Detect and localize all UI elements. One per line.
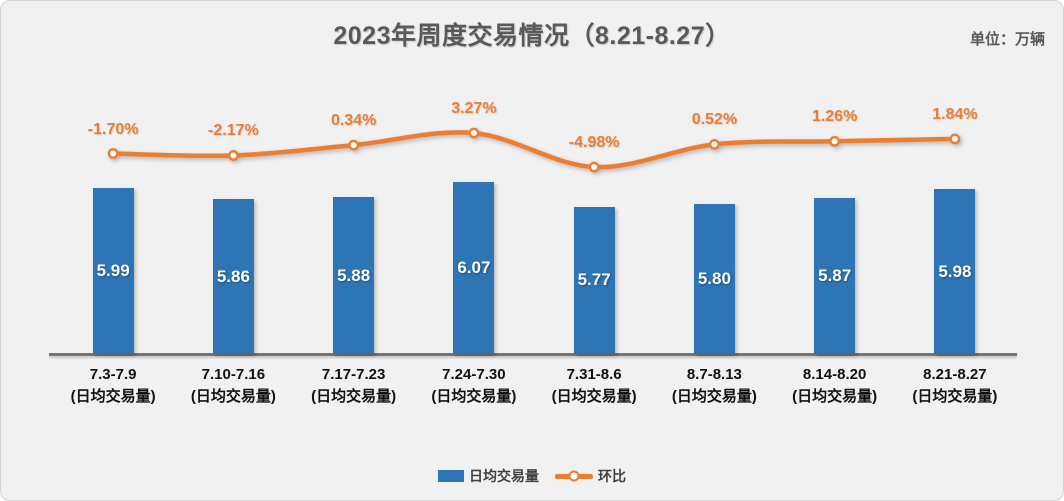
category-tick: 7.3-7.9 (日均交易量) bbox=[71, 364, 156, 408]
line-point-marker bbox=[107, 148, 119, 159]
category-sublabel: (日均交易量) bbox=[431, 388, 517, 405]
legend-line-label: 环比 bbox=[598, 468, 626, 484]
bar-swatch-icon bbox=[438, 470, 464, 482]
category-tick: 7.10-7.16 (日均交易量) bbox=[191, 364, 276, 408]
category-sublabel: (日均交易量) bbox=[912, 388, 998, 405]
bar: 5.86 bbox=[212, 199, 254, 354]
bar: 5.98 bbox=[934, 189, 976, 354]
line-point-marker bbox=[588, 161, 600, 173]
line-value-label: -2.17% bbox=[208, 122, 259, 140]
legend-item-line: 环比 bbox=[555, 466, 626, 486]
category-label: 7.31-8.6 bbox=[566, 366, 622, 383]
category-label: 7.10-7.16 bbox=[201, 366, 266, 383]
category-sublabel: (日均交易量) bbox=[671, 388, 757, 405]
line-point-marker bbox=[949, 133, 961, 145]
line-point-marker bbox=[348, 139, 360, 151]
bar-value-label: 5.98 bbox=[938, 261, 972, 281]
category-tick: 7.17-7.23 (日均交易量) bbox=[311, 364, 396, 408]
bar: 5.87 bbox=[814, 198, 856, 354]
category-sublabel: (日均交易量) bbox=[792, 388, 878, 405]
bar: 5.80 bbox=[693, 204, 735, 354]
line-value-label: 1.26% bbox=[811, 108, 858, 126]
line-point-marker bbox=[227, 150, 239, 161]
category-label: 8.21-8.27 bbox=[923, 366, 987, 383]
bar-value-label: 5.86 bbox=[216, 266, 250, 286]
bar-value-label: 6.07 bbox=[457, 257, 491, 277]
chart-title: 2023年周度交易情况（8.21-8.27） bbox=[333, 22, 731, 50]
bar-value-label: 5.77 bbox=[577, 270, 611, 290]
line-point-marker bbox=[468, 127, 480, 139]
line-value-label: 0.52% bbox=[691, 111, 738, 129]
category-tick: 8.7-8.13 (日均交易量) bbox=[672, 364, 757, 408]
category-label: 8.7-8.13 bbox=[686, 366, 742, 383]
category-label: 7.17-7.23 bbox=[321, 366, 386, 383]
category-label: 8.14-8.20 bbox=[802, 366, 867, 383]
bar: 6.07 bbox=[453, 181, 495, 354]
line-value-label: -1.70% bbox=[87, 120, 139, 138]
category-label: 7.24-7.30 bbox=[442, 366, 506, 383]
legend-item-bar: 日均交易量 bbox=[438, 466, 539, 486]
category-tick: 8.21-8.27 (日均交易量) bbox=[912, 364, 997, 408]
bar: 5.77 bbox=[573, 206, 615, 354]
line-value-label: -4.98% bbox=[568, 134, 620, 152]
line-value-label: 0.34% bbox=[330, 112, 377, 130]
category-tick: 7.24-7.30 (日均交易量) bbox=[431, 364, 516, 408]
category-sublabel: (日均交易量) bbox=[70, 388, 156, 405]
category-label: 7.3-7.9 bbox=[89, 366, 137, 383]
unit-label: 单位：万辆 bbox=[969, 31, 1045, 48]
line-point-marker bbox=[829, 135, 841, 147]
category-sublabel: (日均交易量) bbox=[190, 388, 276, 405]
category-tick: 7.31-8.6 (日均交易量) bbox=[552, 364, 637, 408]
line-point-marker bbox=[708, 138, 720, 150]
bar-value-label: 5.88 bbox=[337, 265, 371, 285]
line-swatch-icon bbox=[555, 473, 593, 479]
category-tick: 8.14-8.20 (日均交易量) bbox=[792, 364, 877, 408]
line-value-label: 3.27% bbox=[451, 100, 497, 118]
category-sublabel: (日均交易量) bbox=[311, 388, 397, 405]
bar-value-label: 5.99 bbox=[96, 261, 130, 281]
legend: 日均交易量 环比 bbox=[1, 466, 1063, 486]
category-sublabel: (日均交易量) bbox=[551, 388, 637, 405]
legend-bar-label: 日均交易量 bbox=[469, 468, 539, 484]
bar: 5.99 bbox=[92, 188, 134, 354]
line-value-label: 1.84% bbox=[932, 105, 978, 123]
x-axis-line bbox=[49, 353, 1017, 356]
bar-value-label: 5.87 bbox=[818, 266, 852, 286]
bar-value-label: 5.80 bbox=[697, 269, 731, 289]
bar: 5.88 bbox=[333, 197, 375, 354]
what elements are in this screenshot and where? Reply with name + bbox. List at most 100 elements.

--

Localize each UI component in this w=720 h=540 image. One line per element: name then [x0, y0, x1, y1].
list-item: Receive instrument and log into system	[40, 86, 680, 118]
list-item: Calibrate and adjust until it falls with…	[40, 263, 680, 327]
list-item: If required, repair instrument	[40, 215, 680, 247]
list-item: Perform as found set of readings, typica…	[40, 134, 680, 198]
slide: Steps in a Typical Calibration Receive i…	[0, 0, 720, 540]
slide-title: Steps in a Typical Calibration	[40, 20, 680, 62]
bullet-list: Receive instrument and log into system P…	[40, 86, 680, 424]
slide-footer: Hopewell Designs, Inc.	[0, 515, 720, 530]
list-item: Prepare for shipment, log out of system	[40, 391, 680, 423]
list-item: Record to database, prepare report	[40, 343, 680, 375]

==

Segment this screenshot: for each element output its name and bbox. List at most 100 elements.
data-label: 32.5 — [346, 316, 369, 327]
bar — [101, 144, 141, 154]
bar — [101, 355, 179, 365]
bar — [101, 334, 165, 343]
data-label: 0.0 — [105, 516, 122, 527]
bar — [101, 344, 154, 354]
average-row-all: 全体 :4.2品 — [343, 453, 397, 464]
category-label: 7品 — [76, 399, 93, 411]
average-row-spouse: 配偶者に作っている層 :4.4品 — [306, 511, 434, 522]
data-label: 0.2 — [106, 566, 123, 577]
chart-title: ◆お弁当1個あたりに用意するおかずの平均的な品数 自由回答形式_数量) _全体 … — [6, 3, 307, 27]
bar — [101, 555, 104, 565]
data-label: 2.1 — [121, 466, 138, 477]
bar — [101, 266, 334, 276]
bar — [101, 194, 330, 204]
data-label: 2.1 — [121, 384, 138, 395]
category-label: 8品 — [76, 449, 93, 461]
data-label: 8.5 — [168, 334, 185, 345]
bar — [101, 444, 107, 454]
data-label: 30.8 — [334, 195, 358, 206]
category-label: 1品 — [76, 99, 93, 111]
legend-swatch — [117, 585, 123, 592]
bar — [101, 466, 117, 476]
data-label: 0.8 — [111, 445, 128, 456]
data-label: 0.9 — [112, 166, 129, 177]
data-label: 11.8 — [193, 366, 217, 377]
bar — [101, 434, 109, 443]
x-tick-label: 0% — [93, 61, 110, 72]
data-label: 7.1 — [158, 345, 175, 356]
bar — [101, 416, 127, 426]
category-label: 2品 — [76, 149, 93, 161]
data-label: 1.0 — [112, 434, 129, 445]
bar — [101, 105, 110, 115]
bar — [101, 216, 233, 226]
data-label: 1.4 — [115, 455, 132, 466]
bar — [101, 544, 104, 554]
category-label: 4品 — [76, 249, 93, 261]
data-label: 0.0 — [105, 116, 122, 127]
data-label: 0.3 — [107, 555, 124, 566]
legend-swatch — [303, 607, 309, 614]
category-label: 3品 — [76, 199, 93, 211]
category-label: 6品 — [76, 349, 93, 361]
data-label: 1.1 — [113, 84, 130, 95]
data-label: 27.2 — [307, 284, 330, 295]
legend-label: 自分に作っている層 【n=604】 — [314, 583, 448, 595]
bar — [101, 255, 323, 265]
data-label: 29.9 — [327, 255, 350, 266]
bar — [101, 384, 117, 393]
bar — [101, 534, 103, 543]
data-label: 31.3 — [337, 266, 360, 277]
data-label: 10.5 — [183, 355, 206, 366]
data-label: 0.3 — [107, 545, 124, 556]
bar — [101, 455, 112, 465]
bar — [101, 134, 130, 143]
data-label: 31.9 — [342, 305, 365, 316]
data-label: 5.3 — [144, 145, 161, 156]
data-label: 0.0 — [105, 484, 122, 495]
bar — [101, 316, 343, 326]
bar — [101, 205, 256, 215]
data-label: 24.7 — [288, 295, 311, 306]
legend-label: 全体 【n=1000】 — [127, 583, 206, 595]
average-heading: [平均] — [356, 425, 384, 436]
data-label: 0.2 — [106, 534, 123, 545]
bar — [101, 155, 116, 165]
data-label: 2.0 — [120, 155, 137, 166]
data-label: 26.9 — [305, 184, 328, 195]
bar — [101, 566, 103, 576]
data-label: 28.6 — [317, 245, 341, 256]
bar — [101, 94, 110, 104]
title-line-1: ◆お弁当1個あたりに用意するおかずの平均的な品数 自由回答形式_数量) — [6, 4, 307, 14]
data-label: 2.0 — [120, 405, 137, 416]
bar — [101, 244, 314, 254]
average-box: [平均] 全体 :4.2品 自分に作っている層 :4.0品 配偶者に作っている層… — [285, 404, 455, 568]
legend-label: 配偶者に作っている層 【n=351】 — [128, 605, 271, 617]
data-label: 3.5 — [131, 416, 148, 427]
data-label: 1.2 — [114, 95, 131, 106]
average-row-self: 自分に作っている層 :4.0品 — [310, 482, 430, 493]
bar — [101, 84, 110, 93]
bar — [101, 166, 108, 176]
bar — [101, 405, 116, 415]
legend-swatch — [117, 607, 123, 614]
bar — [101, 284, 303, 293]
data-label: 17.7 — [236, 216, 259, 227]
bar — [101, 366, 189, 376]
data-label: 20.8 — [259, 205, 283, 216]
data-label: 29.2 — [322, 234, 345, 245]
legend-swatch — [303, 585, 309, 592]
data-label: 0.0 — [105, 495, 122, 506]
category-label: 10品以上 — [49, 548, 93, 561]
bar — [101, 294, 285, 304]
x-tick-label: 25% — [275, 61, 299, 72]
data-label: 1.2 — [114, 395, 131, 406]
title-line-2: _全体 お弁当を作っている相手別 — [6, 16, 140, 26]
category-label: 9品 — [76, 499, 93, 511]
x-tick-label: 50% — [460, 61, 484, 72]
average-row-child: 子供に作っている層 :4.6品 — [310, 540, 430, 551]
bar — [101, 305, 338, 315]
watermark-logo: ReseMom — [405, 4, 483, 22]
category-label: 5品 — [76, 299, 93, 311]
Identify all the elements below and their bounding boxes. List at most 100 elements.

> _Exercise_
Echo everything from the line containing "Detect and localize" down to the line containing "legend-line-label: 环比 bbox=[598, 468, 626, 484]", both included, in Block 1 of the rows above. Leave the picture out of your reply.

> _Output for this task_
Detect and localize all UI elements. One per line.
category-tick: 7.3-7.9 (日均交易量) bbox=[71, 364, 156, 408]
line-point-marker bbox=[107, 148, 119, 159]
category-sublabel: (日均交易量) bbox=[431, 388, 517, 405]
legend-line-label: 环比 bbox=[598, 468, 626, 484]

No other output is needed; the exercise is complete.